▸ Given request
What is the number of lines holding the word "swatch"? Write that number and nothing else.

+===+

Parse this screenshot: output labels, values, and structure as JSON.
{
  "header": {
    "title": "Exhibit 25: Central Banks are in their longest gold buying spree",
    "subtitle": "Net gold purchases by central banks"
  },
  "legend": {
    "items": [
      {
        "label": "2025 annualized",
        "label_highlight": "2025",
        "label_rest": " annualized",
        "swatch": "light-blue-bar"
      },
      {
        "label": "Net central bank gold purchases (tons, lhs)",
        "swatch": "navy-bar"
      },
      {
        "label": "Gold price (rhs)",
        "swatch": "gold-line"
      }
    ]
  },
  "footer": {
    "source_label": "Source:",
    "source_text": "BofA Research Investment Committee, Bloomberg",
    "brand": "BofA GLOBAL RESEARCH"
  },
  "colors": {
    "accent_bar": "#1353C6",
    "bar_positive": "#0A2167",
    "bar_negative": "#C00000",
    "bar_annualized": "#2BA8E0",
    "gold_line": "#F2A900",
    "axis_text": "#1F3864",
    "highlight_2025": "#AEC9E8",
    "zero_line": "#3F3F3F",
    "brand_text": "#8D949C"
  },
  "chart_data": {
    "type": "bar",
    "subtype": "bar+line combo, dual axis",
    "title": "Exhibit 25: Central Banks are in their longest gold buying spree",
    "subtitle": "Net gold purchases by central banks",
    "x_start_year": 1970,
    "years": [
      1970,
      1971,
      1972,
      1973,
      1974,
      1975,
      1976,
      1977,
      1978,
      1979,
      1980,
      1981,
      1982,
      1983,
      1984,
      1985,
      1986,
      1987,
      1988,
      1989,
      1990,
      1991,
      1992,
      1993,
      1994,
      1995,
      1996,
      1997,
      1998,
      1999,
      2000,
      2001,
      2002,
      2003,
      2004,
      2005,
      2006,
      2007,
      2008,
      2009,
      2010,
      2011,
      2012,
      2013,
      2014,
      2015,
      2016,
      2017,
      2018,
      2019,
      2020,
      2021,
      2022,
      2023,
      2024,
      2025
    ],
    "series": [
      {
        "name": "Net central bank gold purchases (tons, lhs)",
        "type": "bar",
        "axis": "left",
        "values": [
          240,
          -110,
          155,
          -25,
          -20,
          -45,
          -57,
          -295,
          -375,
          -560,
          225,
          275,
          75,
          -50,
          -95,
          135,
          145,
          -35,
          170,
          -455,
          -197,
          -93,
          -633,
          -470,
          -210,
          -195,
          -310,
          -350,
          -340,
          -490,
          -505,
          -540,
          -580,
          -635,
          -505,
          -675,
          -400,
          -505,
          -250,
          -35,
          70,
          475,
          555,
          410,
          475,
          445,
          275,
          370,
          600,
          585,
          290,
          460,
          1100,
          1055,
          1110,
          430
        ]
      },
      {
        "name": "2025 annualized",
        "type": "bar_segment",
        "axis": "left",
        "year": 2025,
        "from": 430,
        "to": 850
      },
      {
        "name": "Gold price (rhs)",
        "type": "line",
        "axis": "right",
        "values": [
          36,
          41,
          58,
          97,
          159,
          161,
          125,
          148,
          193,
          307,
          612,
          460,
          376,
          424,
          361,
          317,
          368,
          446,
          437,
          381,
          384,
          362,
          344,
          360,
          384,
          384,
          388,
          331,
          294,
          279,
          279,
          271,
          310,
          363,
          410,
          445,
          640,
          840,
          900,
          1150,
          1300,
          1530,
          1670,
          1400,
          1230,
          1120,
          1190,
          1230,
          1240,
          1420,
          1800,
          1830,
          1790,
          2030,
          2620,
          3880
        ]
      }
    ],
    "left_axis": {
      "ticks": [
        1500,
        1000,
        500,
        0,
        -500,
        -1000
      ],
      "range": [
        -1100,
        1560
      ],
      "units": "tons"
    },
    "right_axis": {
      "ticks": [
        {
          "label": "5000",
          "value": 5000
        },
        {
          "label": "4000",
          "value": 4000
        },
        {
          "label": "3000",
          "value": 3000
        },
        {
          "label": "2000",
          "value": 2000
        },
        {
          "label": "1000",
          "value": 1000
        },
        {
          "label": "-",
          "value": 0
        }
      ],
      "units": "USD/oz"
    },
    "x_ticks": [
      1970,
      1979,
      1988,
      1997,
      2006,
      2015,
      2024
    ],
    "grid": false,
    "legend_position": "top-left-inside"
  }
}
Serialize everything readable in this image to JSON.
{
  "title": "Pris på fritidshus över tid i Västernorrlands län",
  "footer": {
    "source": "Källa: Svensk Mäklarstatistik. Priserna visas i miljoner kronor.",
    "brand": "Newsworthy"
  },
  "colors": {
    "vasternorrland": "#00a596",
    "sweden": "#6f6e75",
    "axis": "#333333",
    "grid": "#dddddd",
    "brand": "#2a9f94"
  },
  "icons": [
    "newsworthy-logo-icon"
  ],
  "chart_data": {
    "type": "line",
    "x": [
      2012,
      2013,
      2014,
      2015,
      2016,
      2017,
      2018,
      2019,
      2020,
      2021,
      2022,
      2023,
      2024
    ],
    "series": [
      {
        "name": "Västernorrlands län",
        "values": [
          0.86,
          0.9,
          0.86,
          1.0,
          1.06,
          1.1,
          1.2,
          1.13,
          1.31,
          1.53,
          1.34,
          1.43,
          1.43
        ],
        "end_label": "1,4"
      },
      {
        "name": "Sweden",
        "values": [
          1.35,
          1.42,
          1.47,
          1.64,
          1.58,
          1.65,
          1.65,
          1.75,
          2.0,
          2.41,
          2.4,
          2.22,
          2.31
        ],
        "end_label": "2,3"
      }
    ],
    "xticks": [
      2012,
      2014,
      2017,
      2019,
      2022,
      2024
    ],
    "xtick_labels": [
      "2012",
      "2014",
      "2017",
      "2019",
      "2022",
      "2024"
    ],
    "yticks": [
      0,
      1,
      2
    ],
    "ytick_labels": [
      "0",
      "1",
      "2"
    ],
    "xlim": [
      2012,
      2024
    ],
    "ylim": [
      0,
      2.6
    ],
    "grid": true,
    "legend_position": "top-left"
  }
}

+===+

▸ Full solution
3